● Data entries:
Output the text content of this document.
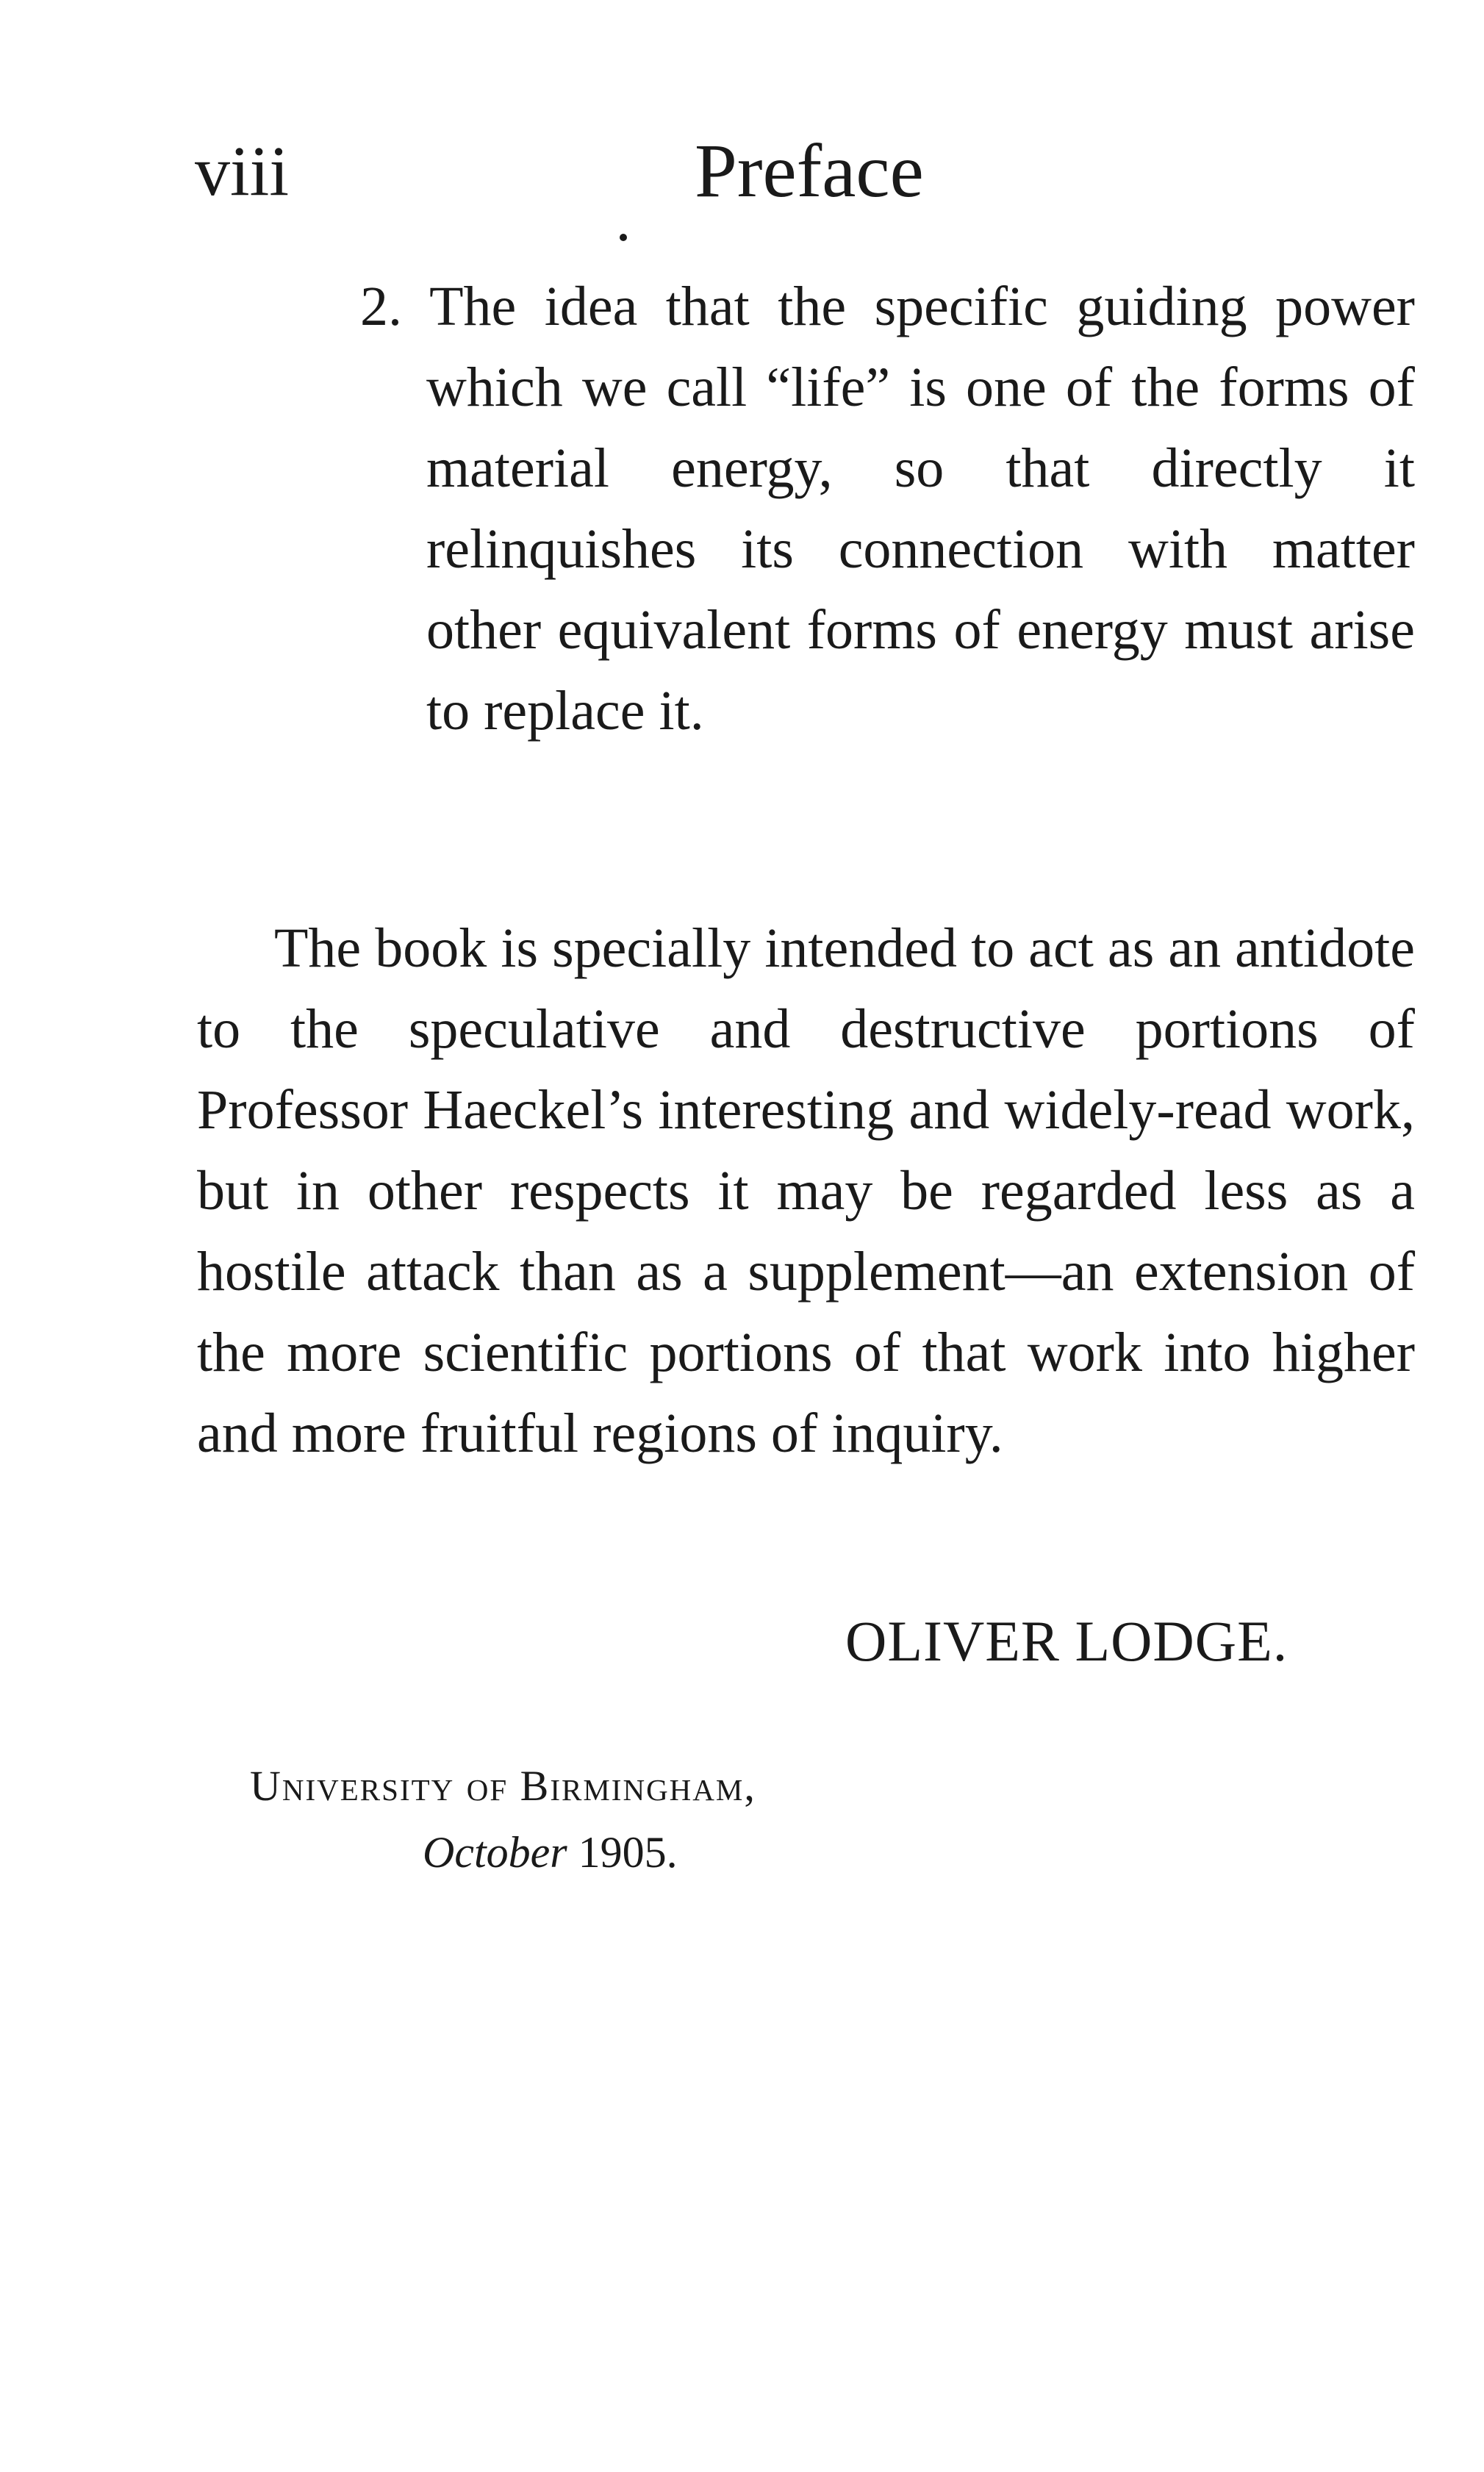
viii	Preface
2. The idea that the specific guiding power which we call “life” is one of the forms of material energy, so that directly it relinquishes its connection with matter other equivalent forms of energy must arise to replace it.

The book is specially intended to act as an antidote to the speculative and destructive portions of Professor Haeckel’s interesting and widely-read work, but in other respects it may be regarded less as a hostile attack than as a supplement—an extension of the more scientific portions of that work into higher and more fruitful regions of inquiry.

OLIVER LODGE.
University of Birmingham,
October 1905.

● What is needed: Write out all the entries exactly, except for the pictures.

● The reply:
Output the text content of this document.
viii	Preface
2. The idea that the specific guiding power which we call “life” is one of the forms of material energy, so that directly it relinquishes its connection with matter other equivalent forms of energy must arise to replace it.

The book is specially intended to act as an antidote to the speculative and destructive portions of Professor Haeckel’s interesting and widely-read work, but in other respects it may be regarded less as a hostile attack than as a supplement—an extension of the more scientific portions of that work into higher and more fruitful regions of inquiry.

OLIVER LODGE.
University of Birmingham,
October 1905.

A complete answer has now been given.